Saved data entries
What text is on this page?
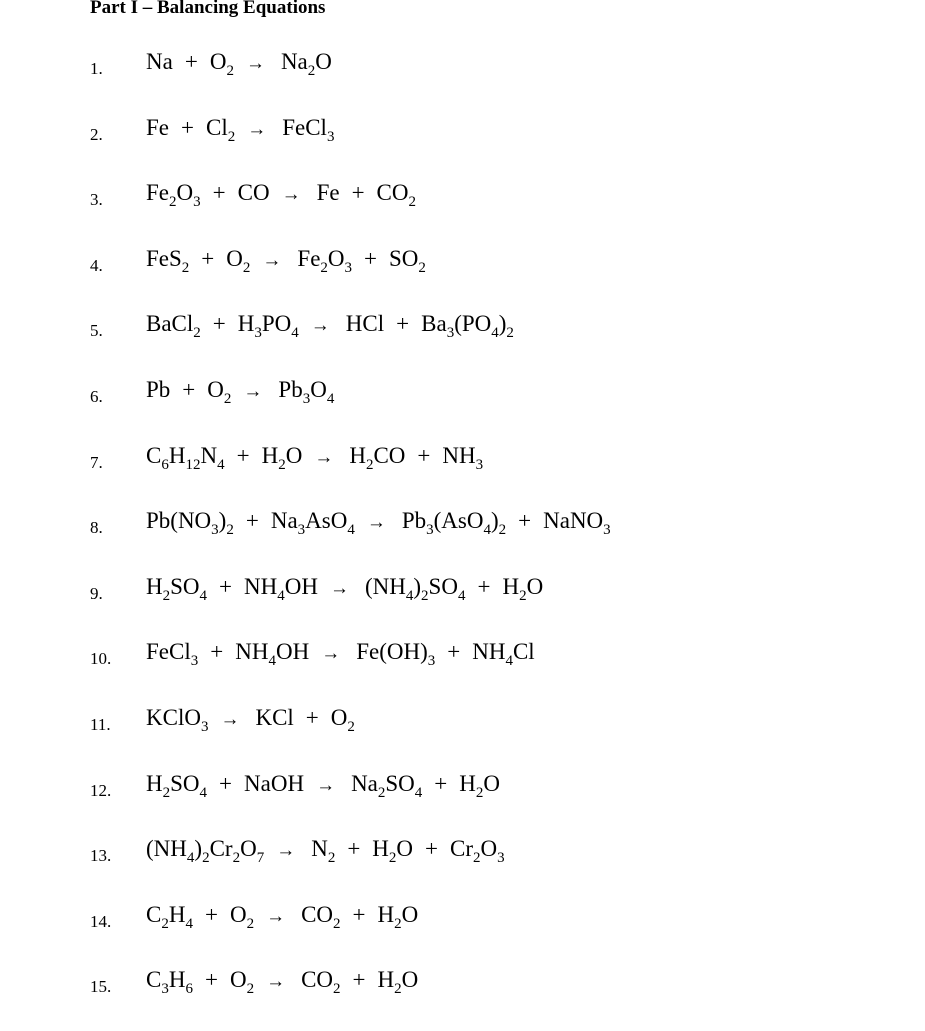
Part I – Balancing Equations
1. $Na + O_2 \to Na_2O$
2. $Fe + Cl_2$ → FeCl$_3$
3. $Fe_2O_3$ + CO → $Fe + CO_2$
4. $FeS_2 + O_2 \to Fe_2O_3 + SO_2$
5. BaCl$_2$ + $H_3PO_4$ → HCl + $Ba_3(PO_4)_2$
6. $Pb + O_2 \to Pb_3O_4$
7. $C_6H_{12}N_4 + H_2O \to H_2CO + NH_3$
8. $Pb(NO_3)_2 + Na_3AsO_4 \to Pb_3(AsO_4)_2$ + NaNO$_3$
9. $H_2SO_4 + NH_4OH \to (NH_4)_2SO_4 + H_2O$
10. FeCl$_3$ + $NH_4OH \to Fe(OH)_3 + NH_4Cl$
11. KClO$_3$ → KCl + $O_2$
12. $H_2SO_4$ + NaOH → $Na_2SO_4 + H_2O$
13. $(NH_4)_2Cr_2O_7 \to N_2 + H_2O + Cr_2O_3$
14. $C_2H_4 + O_2 \to CO_2 + H_2O$
15. $C_3H_6 + O_2 \to CO_2 + H_2O$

THE TASK: Repeat the material above in full and exactly, omitting the pictures.

SOLUTION TO THE EXERCISE:
What text is on this page?
Part I – Balancing Equations
1. $Na + O_2 \to Na_2O$
2. $Fe + Cl_2$ → FeCl$_3$
3. $Fe_2O_3$ + CO → $Fe + CO_2$
4. $FeS_2 + O_2 \to Fe_2O_3 + SO_2$
5. BaCl$_2$ + $H_3PO_4$ → HCl + $Ba_3(PO_4)_2$
6. $Pb + O_2 \to Pb_3O_4$
7. $C_6H_{12}N_4 + H_2O \to H_2CO + NH_3$
8. $Pb(NO_3)_2 + Na_3AsO_4 \to Pb_3(AsO_4)_2$ + NaNO$_3$
9. $H_2SO_4 + NH_4OH \to (NH_4)_2SO_4 + H_2O$
10. FeCl$_3$ + $NH_4OH \to Fe(OH)_3 + NH_4Cl$
11. KClO$_3$ → KCl + $O_2$
12. $H_2SO_4$ + NaOH → $Na_2SO_4 + H_2O$
13. $(NH_4)_2Cr_2O_7 \to N_2 + H_2O + Cr_2O_3$
14. $C_2H_4 + O_2 \to CO_2 + H_2O$
15. $C_3H_6 + O_2 \to CO_2 + H_2O$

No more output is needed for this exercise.